Job
Repeat the records in full and exactly, omitting pictures.

The input

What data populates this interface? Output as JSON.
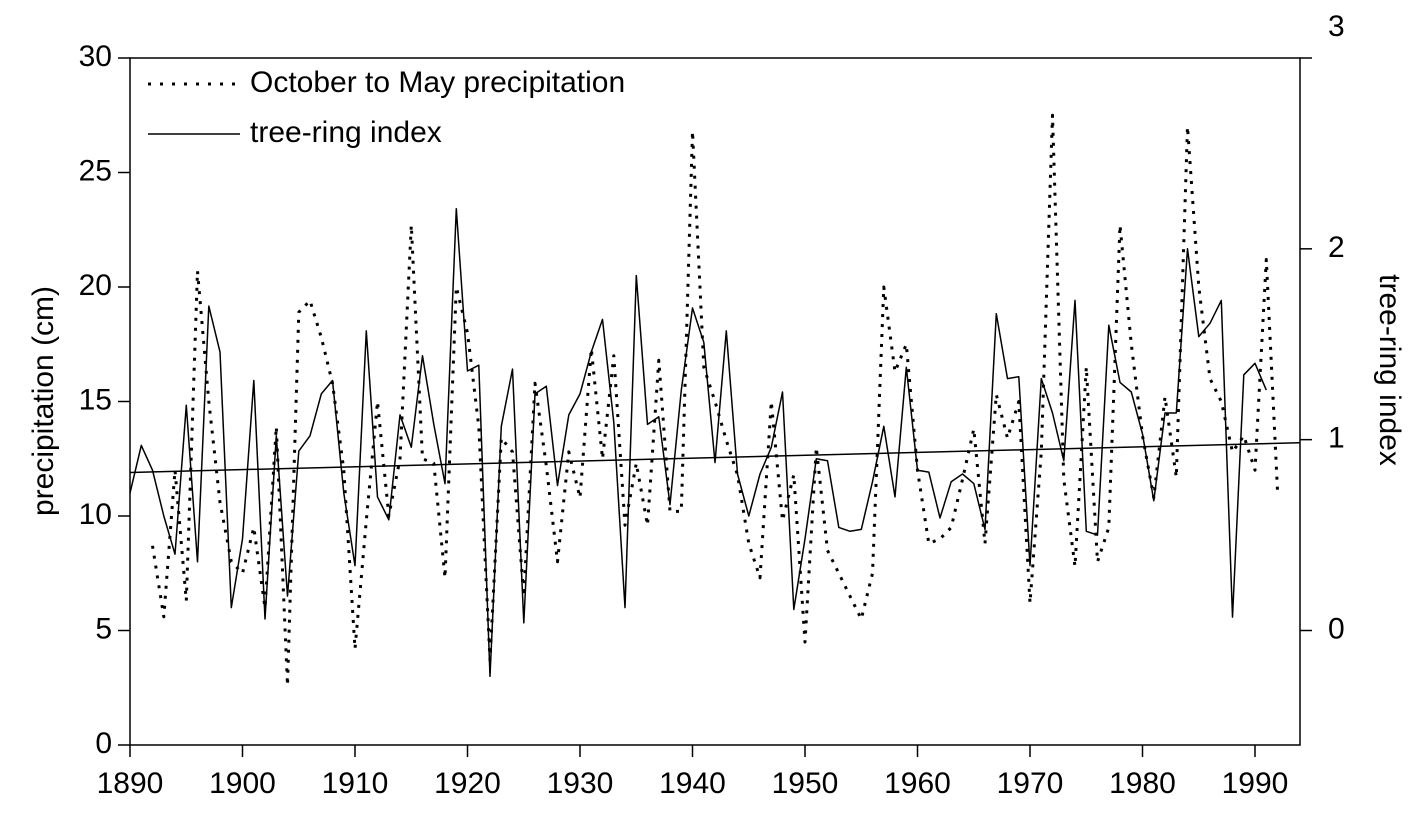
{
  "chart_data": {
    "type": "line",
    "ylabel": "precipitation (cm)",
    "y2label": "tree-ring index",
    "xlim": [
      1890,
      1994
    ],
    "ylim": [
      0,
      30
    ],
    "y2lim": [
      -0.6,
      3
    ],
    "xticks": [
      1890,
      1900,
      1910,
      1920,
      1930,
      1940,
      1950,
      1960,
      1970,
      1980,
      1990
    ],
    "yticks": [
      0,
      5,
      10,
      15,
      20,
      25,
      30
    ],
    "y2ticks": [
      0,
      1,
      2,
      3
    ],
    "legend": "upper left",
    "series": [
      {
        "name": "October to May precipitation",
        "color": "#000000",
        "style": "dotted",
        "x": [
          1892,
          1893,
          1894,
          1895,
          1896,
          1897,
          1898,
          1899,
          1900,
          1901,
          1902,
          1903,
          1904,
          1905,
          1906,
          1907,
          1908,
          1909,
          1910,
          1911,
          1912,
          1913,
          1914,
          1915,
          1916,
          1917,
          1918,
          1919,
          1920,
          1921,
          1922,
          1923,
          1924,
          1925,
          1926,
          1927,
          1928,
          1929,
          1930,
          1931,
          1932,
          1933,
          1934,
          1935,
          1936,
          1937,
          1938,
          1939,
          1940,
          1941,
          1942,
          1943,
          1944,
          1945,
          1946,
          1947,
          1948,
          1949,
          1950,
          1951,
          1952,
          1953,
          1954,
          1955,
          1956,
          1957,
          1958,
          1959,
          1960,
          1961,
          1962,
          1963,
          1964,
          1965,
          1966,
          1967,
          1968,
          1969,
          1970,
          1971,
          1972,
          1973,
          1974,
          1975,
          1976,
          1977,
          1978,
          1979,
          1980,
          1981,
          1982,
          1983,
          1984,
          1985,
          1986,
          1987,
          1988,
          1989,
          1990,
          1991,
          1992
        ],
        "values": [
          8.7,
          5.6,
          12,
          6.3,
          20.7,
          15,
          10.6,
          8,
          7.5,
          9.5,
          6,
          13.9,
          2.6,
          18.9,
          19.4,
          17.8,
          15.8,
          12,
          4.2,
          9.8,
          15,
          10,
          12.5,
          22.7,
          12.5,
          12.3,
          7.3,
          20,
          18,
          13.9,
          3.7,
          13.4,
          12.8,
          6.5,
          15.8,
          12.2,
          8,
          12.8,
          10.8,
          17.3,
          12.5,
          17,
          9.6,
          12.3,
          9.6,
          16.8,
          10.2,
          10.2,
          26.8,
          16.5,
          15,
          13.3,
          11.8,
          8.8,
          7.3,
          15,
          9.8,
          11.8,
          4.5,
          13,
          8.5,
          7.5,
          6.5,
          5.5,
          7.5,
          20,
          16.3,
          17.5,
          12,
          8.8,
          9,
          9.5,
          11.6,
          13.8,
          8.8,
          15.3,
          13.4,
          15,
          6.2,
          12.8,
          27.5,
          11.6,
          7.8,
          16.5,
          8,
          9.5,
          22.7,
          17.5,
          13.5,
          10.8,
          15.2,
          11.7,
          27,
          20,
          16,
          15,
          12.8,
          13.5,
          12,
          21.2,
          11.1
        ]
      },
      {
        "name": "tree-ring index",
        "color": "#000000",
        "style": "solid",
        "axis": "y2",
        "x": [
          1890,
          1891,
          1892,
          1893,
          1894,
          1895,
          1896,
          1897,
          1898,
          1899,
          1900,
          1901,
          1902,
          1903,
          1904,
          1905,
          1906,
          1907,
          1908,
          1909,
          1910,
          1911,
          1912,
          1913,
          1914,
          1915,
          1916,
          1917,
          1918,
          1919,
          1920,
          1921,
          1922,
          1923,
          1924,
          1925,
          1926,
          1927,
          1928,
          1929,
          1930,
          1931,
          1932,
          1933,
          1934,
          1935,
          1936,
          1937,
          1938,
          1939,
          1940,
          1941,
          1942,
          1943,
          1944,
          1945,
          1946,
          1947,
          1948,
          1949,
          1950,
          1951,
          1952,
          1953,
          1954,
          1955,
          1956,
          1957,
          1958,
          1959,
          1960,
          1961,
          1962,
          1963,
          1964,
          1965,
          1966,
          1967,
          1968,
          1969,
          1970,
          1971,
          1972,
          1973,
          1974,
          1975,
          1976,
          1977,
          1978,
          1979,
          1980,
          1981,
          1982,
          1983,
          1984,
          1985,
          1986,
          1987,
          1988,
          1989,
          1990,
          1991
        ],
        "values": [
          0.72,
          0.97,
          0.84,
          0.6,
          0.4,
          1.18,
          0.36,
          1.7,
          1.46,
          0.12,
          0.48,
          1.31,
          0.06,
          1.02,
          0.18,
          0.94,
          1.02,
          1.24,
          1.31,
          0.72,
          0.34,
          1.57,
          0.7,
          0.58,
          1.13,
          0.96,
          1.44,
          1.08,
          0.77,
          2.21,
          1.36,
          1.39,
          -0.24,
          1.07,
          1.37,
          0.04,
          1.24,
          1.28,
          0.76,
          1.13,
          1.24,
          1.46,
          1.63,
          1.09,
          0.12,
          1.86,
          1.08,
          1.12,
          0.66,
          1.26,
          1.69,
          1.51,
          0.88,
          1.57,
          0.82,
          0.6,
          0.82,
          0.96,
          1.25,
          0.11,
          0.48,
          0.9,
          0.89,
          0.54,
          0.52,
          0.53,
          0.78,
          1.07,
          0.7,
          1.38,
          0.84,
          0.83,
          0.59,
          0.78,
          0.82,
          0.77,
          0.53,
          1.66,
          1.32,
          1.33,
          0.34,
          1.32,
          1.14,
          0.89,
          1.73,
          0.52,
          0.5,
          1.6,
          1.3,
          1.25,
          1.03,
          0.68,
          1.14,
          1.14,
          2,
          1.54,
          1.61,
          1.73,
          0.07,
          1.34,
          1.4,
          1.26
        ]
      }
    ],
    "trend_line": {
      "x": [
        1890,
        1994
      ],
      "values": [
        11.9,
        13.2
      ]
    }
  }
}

Exercise solution
What data populates this interface? Output as JSON.
{
  "chart_data": {
    "type": "line",
    "ylabel": "precipitation (cm)",
    "y2label": "tree-ring index",
    "xlim": [
      1890,
      1994
    ],
    "ylim": [
      0,
      30
    ],
    "y2lim": [
      -0.6,
      3
    ],
    "xticks": [
      1890,
      1900,
      1910,
      1920,
      1930,
      1940,
      1950,
      1960,
      1970,
      1980,
      1990
    ],
    "yticks": [
      0,
      5,
      10,
      15,
      20,
      25,
      30
    ],
    "y2ticks": [
      0,
      1,
      2,
      3
    ],
    "legend": "upper left",
    "series": [
      {
        "name": "October to May precipitation",
        "color": "#000000",
        "style": "dotted",
        "x": [
          1892,
          1893,
          1894,
          1895,
          1896,
          1897,
          1898,
          1899,
          1900,
          1901,
          1902,
          1903,
          1904,
          1905,
          1906,
          1907,
          1908,
          1909,
          1910,
          1911,
          1912,
          1913,
          1914,
          1915,
          1916,
          1917,
          1918,
          1919,
          1920,
          1921,
          1922,
          1923,
          1924,
          1925,
          1926,
          1927,
          1928,
          1929,
          1930,
          1931,
          1932,
          1933,
          1934,
          1935,
          1936,
          1937,
          1938,
          1939,
          1940,
          1941,
          1942,
          1943,
          1944,
          1945,
          1946,
          1947,
          1948,
          1949,
          1950,
          1951,
          1952,
          1953,
          1954,
          1955,
          1956,
          1957,
          1958,
          1959,
          1960,
          1961,
          1962,
          1963,
          1964,
          1965,
          1966,
          1967,
          1968,
          1969,
          1970,
          1971,
          1972,
          1973,
          1974,
          1975,
          1976,
          1977,
          1978,
          1979,
          1980,
          1981,
          1982,
          1983,
          1984,
          1985,
          1986,
          1987,
          1988,
          1989,
          1990,
          1991,
          1992
        ],
        "values": [
          8.7,
          5.6,
          12,
          6.3,
          20.7,
          15,
          10.6,
          8,
          7.5,
          9.5,
          6,
          13.9,
          2.6,
          18.9,
          19.4,
          17.8,
          15.8,
          12,
          4.2,
          9.8,
          15,
          10,
          12.5,
          22.7,
          12.5,
          12.3,
          7.3,
          20,
          18,
          13.9,
          3.7,
          13.4,
          12.8,
          6.5,
          15.8,
          12.2,
          8,
          12.8,
          10.8,
          17.3,
          12.5,
          17,
          9.6,
          12.3,
          9.6,
          16.8,
          10.2,
          10.2,
          26.8,
          16.5,
          15,
          13.3,
          11.8,
          8.8,
          7.3,
          15,
          9.8,
          11.8,
          4.5,
          13,
          8.5,
          7.5,
          6.5,
          5.5,
          7.5,
          20,
          16.3,
          17.5,
          12,
          8.8,
          9,
          9.5,
          11.6,
          13.8,
          8.8,
          15.3,
          13.4,
          15,
          6.2,
          12.8,
          27.5,
          11.6,
          7.8,
          16.5,
          8,
          9.5,
          22.7,
          17.5,
          13.5,
          10.8,
          15.2,
          11.7,
          27,
          20,
          16,
          15,
          12.8,
          13.5,
          12,
          21.2,
          11.1
        ]
      },
      {
        "name": "tree-ring index",
        "color": "#000000",
        "style": "solid",
        "axis": "y2",
        "x": [
          1890,
          1891,
          1892,
          1893,
          1894,
          1895,
          1896,
          1897,
          1898,
          1899,
          1900,
          1901,
          1902,
          1903,
          1904,
          1905,
          1906,
          1907,
          1908,
          1909,
          1910,
          1911,
          1912,
          1913,
          1914,
          1915,
          1916,
          1917,
          1918,
          1919,
          1920,
          1921,
          1922,
          1923,
          1924,
          1925,
          1926,
          1927,
          1928,
          1929,
          1930,
          1931,
          1932,
          1933,
          1934,
          1935,
          1936,
          1937,
          1938,
          1939,
          1940,
          1941,
          1942,
          1943,
          1944,
          1945,
          1946,
          1947,
          1948,
          1949,
          1950,
          1951,
          1952,
          1953,
          1954,
          1955,
          1956,
          1957,
          1958,
          1959,
          1960,
          1961,
          1962,
          1963,
          1964,
          1965,
          1966,
          1967,
          1968,
          1969,
          1970,
          1971,
          1972,
          1973,
          1974,
          1975,
          1976,
          1977,
          1978,
          1979,
          1980,
          1981,
          1982,
          1983,
          1984,
          1985,
          1986,
          1987,
          1988,
          1989,
          1990,
          1991
        ],
        "values": [
          0.72,
          0.97,
          0.84,
          0.6,
          0.4,
          1.18,
          0.36,
          1.7,
          1.46,
          0.12,
          0.48,
          1.31,
          0.06,
          1.02,
          0.18,
          0.94,
          1.02,
          1.24,
          1.31,
          0.72,
          0.34,
          1.57,
          0.7,
          0.58,
          1.13,
          0.96,
          1.44,
          1.08,
          0.77,
          2.21,
          1.36,
          1.39,
          -0.24,
          1.07,
          1.37,
          0.04,
          1.24,
          1.28,
          0.76,
          1.13,
          1.24,
          1.46,
          1.63,
          1.09,
          0.12,
          1.86,
          1.08,
          1.12,
          0.66,
          1.26,
          1.69,
          1.51,
          0.88,
          1.57,
          0.82,
          0.6,
          0.82,
          0.96,
          1.25,
          0.11,
          0.48,
          0.9,
          0.89,
          0.54,
          0.52,
          0.53,
          0.78,
          1.07,
          0.7,
          1.38,
          0.84,
          0.83,
          0.59,
          0.78,
          0.82,
          0.77,
          0.53,
          1.66,
          1.32,
          1.33,
          0.34,
          1.32,
          1.14,
          0.89,
          1.73,
          0.52,
          0.5,
          1.6,
          1.3,
          1.25,
          1.03,
          0.68,
          1.14,
          1.14,
          2,
          1.54,
          1.61,
          1.73,
          0.07,
          1.34,
          1.4,
          1.26
        ]
      }
    ],
    "trend_line": {
      "x": [
        1890,
        1994
      ],
      "values": [
        11.9,
        13.2
      ]
    }
  }
}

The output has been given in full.